• **Task instructions**: Each record below must be reproduced exactly as it reads, with its images omitted.

Entries taken from a collection:
-*-*-

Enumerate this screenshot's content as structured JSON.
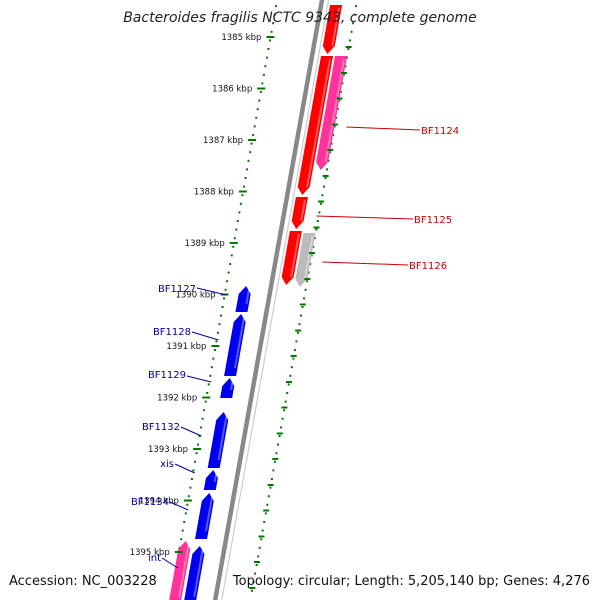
{
  "title": "Bacteroides fragilis NCTC 9343, complete genome",
  "footer": {
    "accession": "Accession: NC_003228",
    "summary": "Topology: circular; Length: 5,205,140 bp; Genes: 4,276"
  },
  "colors": {
    "forward_cds": "#ff0000",
    "forward_pseudo": "#ff3399",
    "forward_other": "#bbbbbb",
    "reverse_cds": "#0000ee",
    "reverse_pseudo": "#ff3399",
    "backbone": "#888888",
    "tick": "#007700",
    "label_forward": "#cc0000",
    "label_reverse": "#000099"
  },
  "ticks": [
    "1385 kbp",
    "1386 kbp",
    "1387 kbp",
    "1388 kbp",
    "1389 kbp",
    "1390 kbp",
    "1391 kbp",
    "1392 kbp",
    "1393 kbp",
    "1394 kbp",
    "1395 kbp"
  ],
  "forward_genes": [
    {
      "label": "",
      "color": "#ff0000"
    },
    {
      "label": "",
      "color": "#ff0000"
    },
    {
      "label": "BF1124",
      "color": "#ff3399"
    },
    {
      "label": "BF1125",
      "color": "#ff0000"
    },
    {
      "label": "",
      "color": "#ff0000"
    },
    {
      "label": "BF1126",
      "color": "#bbbbbb"
    }
  ],
  "reverse_genes": [
    {
      "label": "BF1127"
    },
    {
      "label": "BF1128"
    },
    {
      "label": "BF1129"
    },
    {
      "label": ""
    },
    {
      "label": "BF1132"
    },
    {
      "label": "xis"
    },
    {
      "label": "BF1134"
    },
    {
      "label": ""
    },
    {
      "label": "int"
    }
  ]
}
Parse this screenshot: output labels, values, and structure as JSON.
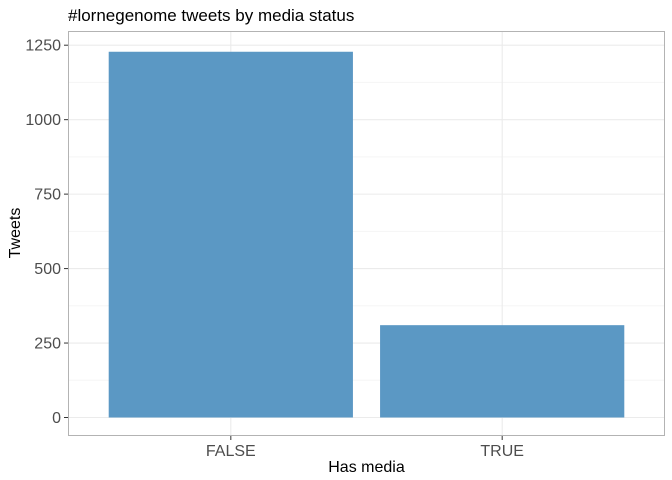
{
  "chart_data": {
    "type": "bar",
    "title": "#lornegenome tweets by media status",
    "xlabel": "Has media",
    "ylabel": "Tweets",
    "categories": [
      "FALSE",
      "TRUE"
    ],
    "values": [
      1228,
      310
    ],
    "ylim": [
      0,
      1290
    ],
    "yticks": [
      0,
      250,
      500,
      750,
      1000,
      1250
    ],
    "grid": true,
    "legend": "none",
    "colors": {
      "bar": "#5b98c4",
      "grid_major": "#ebebeb",
      "grid_minor": "#f5f5f5",
      "panel_border": "#b3b3b3",
      "tick": "#333333"
    }
  }
}
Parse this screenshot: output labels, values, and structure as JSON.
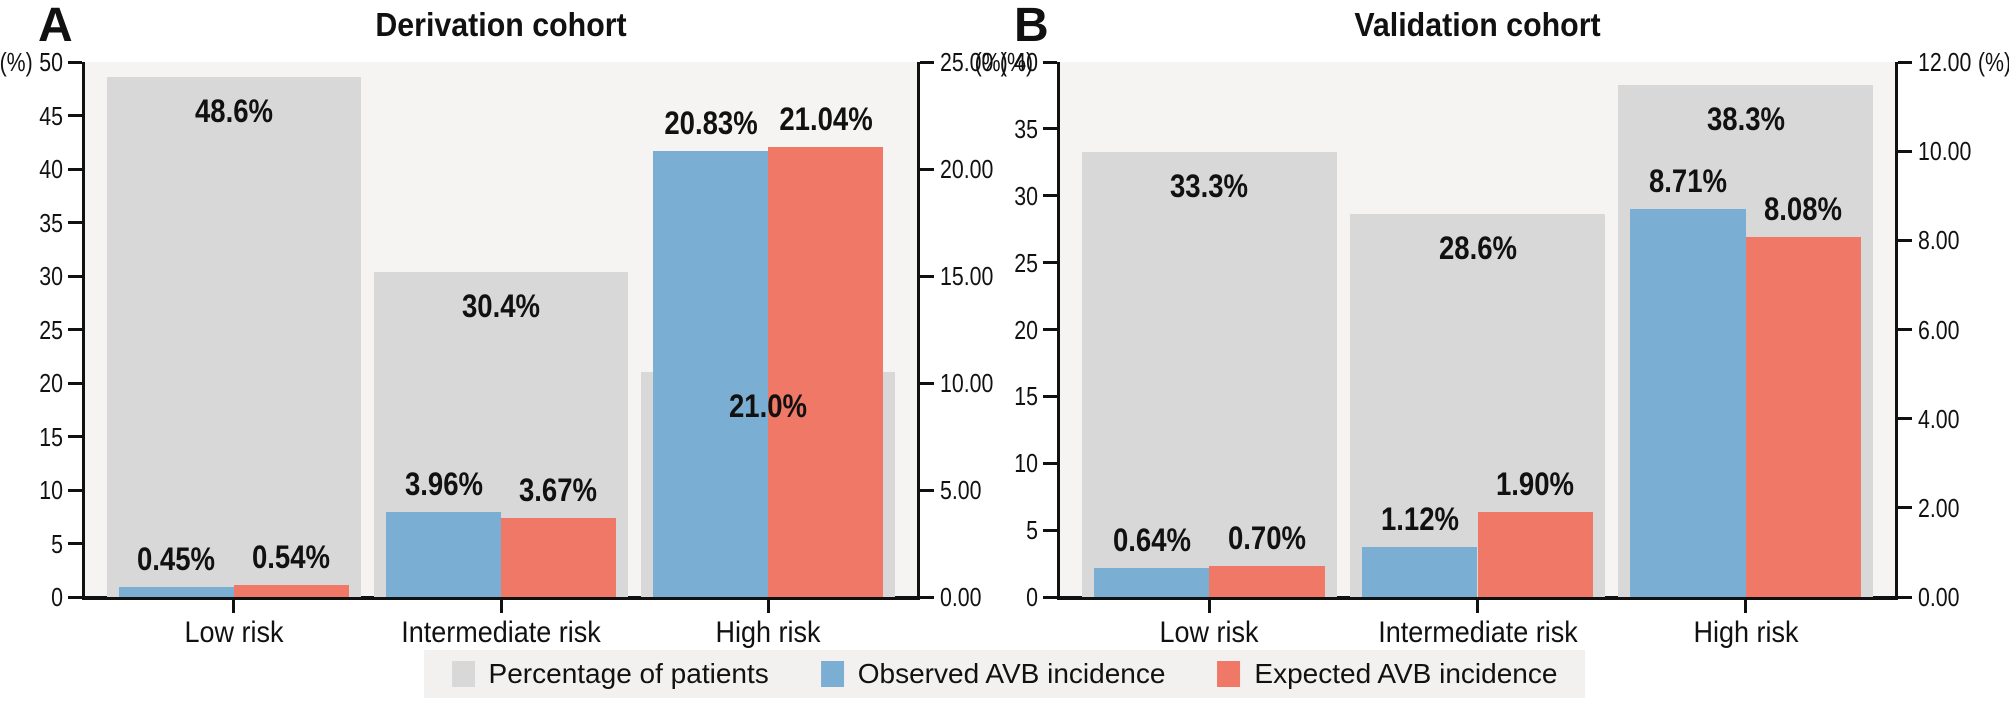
{
  "figure": {
    "colors": {
      "patients": "#d8d8d8",
      "observed": "#7baed3",
      "expected": "#ef7866",
      "plot_bg": "#f5f4f3",
      "legend_bg": "#f2f1f0",
      "axis": "#111111",
      "text": "#111111"
    },
    "legend": [
      {
        "key": "patients",
        "label": "Percentage of patients"
      },
      {
        "key": "observed",
        "label": "Observed AVB incidence"
      },
      {
        "key": "expected",
        "label": "Expected AVB incidence"
      }
    ],
    "legend_position": "bottom-center"
  },
  "chart_data": [
    {
      "type": "bar",
      "panel_label": "A",
      "title": "Derivation cohort",
      "categories": [
        "Low risk",
        "Intermediate risk",
        "High risk"
      ],
      "grid": false,
      "left_axis": {
        "label": "(%)",
        "min": 0,
        "max": 50,
        "step": 5,
        "tick_labels": [
          "0",
          "5",
          "10",
          "15",
          "20",
          "25",
          "30",
          "35",
          "40",
          "45",
          "50"
        ]
      },
      "right_axis": {
        "label": "(%)",
        "min": 0,
        "max": 25,
        "step": 5,
        "tick_labels": [
          "0.00",
          "5.00",
          "10.00",
          "15.00",
          "20.00",
          "25.00"
        ]
      },
      "series": [
        {
          "key": "patients",
          "name": "Percentage of patients",
          "axis": "left",
          "values": [
            48.6,
            30.4,
            21.0
          ],
          "labels": [
            "48.6%",
            "30.4%",
            "21.0%"
          ]
        },
        {
          "key": "observed",
          "name": "Observed AVB incidence",
          "axis": "right",
          "values": [
            0.45,
            3.96,
            20.83
          ],
          "labels": [
            "0.45%",
            "3.96%",
            "20.83%"
          ]
        },
        {
          "key": "expected",
          "name": "Expected AVB incidence",
          "axis": "right",
          "values": [
            0.54,
            3.67,
            21.04
          ],
          "labels": [
            "0.54%",
            "3.67%",
            "21.04%"
          ]
        }
      ]
    },
    {
      "type": "bar",
      "panel_label": "B",
      "title": "Validation cohort",
      "categories": [
        "Low risk",
        "Intermediate risk",
        "High risk"
      ],
      "grid": false,
      "left_axis": {
        "label": "(%)",
        "min": 0,
        "max": 40,
        "step": 5,
        "tick_labels": [
          "0",
          "5",
          "10",
          "15",
          "20",
          "25",
          "30",
          "35",
          "40"
        ]
      },
      "right_axis": {
        "label": "(%)",
        "min": 0,
        "max": 12,
        "step": 2,
        "tick_labels": [
          "0.00",
          "2.00",
          "4.00",
          "6.00",
          "8.00",
          "10.00",
          "12.00"
        ]
      },
      "series": [
        {
          "key": "patients",
          "name": "Percentage of patients",
          "axis": "left",
          "values": [
            33.3,
            28.6,
            38.3
          ],
          "labels": [
            "33.3%",
            "28.6%",
            "38.3%"
          ]
        },
        {
          "key": "observed",
          "name": "Observed AVB incidence",
          "axis": "right",
          "values": [
            0.64,
            1.12,
            8.71
          ],
          "labels": [
            "0.64%",
            "1.12%",
            "8.71%"
          ]
        },
        {
          "key": "expected",
          "name": "Expected AVB incidence",
          "axis": "right",
          "values": [
            0.7,
            1.9,
            8.08
          ],
          "labels": [
            "0.70%",
            "1.90%",
            "8.08%"
          ]
        }
      ]
    }
  ]
}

-*-*-

• **Result**:
Enumerate this screenshot's content as structured JSON.
{
  "title": "Bacteroides fragilis NCTC 9343, complete genome",
  "footer": {
    "accession": "Accession: NC_003228",
    "summary": "Topology: circular; Length: 5,205,140 bp; Genes: 4,276"
  },
  "colors": {
    "forward_cds": "#ff0000",
    "forward_pseudo": "#ff3399",
    "forward_other": "#bbbbbb",
    "reverse_cds": "#0000ee",
    "reverse_pseudo": "#ff3399",
    "backbone": "#888888",
    "tick": "#007700",
    "label_forward": "#cc0000",
    "label_reverse": "#000099"
  },
  "ticks": [
    "1385 kbp",
    "1386 kbp",
    "1387 kbp",
    "1388 kbp",
    "1389 kbp",
    "1390 kbp",
    "1391 kbp",
    "1392 kbp",
    "1393 kbp",
    "1394 kbp",
    "1395 kbp"
  ],
  "forward_genes": [
    {
      "label": "",
      "color": "#ff0000"
    },
    {
      "label": "",
      "color": "#ff0000"
    },
    {
      "label": "BF1124",
      "color": "#ff3399"
    },
    {
      "label": "BF1125",
      "color": "#ff0000"
    },
    {
      "label": "",
      "color": "#ff0000"
    },
    {
      "label": "BF1126",
      "color": "#bbbbbb"
    }
  ],
  "reverse_genes": [
    {
      "label": "BF1127"
    },
    {
      "label": "BF1128"
    },
    {
      "label": "BF1129"
    },
    {
      "label": ""
    },
    {
      "label": "BF1132"
    },
    {
      "label": "xis"
    },
    {
      "label": "BF1134"
    },
    {
      "label": ""
    },
    {
      "label": "int"
    }
  ]
}
Parse this screenshot: output labels, values, and structure as JSON.
{
  "chart_data": {
    "type": "bar",
    "title": "#lornegenome tweets by media status",
    "xlabel": "Has media",
    "ylabel": "Tweets",
    "categories": [
      "FALSE",
      "TRUE"
    ],
    "values": [
      1228,
      310
    ],
    "ylim": [
      0,
      1290
    ],
    "yticks": [
      0,
      250,
      500,
      750,
      1000,
      1250
    ],
    "grid": true,
    "legend": "none",
    "colors": {
      "bar": "#5b98c4",
      "grid_major": "#ebebeb",
      "grid_minor": "#f5f5f5",
      "panel_border": "#b3b3b3",
      "tick": "#333333"
    }
  }
}
Parse this screenshot: output labels, values, and structure as JSON.
{
  "figure": {
    "colors": {
      "patients": "#d8d8d8",
      "observed": "#7baed3",
      "expected": "#ef7866",
      "plot_bg": "#f5f4f3",
      "legend_bg": "#f2f1f0",
      "axis": "#111111",
      "text": "#111111"
    },
    "legend": [
      {
        "key": "patients",
        "label": "Percentage of patients"
      },
      {
        "key": "observed",
        "label": "Observed AVB incidence"
      },
      {
        "key": "expected",
        "label": "Expected AVB incidence"
      }
    ],
    "legend_position": "bottom-center"
  },
  "chart_data": [
    {
      "type": "bar",
      "panel_label": "A",
      "title": "Derivation cohort",
      "categories": [
        "Low risk",
        "Intermediate risk",
        "High risk"
      ],
      "grid": false,
      "left_axis": {
        "label": "(%)",
        "min": 0,
        "max": 50,
        "step": 5,
        "tick_labels": [
          "0",
          "5",
          "10",
          "15",
          "20",
          "25",
          "30",
          "35",
          "40",
          "45",
          "50"
        ]
      },
      "right_axis": {
        "label": "(%)",
        "min": 0,
        "max": 25,
        "step": 5,
        "tick_labels": [
          "0.00",
          "5.00",
          "10.00",
          "15.00",
          "20.00",
          "25.00"
        ]
      },
      "series": [
        {
          "key": "patients",
          "name": "Percentage of patients",
          "axis": "left",
          "values": [
            48.6,
            30.4,
            21.0
          ],
          "labels": [
            "48.6%",
            "30.4%",
            "21.0%"
          ]
        },
        {
          "key": "observed",
          "name": "Observed AVB incidence",
          "axis": "right",
          "values": [
            0.45,
            3.96,
            20.83
          ],
          "labels": [
            "0.45%",
            "3.96%",
            "20.83%"
          ]
        },
        {
          "key": "expected",
          "name": "Expected AVB incidence",
          "axis": "right",
          "values": [
            0.54,
            3.67,
            21.04
          ],
          "labels": [
            "0.54%",
            "3.67%",
            "21.04%"
          ]
        }
      ]
    },
    {
      "type": "bar",
      "panel_label": "B",
      "title": "Validation cohort",
      "categories": [
        "Low risk",
        "Intermediate risk",
        "High risk"
      ],
      "grid": false,
      "left_axis": {
        "label": "(%)",
        "min": 0,
        "max": 40,
        "step": 5,
        "tick_labels": [
          "0",
          "5",
          "10",
          "15",
          "20",
          "25",
          "30",
          "35",
          "40"
        ]
      },
      "right_axis": {
        "label": "(%)",
        "min": 0,
        "max": 12,
        "step": 2,
        "tick_labels": [
          "0.00",
          "2.00",
          "4.00",
          "6.00",
          "8.00",
          "10.00",
          "12.00"
        ]
      },
      "series": [
        {
          "key": "patients",
          "name": "Percentage of patients",
          "axis": "left",
          "values": [
            33.3,
            28.6,
            38.3
          ],
          "labels": [
            "33.3%",
            "28.6%",
            "38.3%"
          ]
        },
        {
          "key": "observed",
          "name": "Observed AVB incidence",
          "axis": "right",
          "values": [
            0.64,
            1.12,
            8.71
          ],
          "labels": [
            "0.64%",
            "1.12%",
            "8.71%"
          ]
        },
        {
          "key": "expected",
          "name": "Expected AVB incidence",
          "axis": "right",
          "values": [
            0.7,
            1.9,
            8.08
          ],
          "labels": [
            "0.70%",
            "1.90%",
            "8.08%"
          ]
        }
      ]
    }
  ]
}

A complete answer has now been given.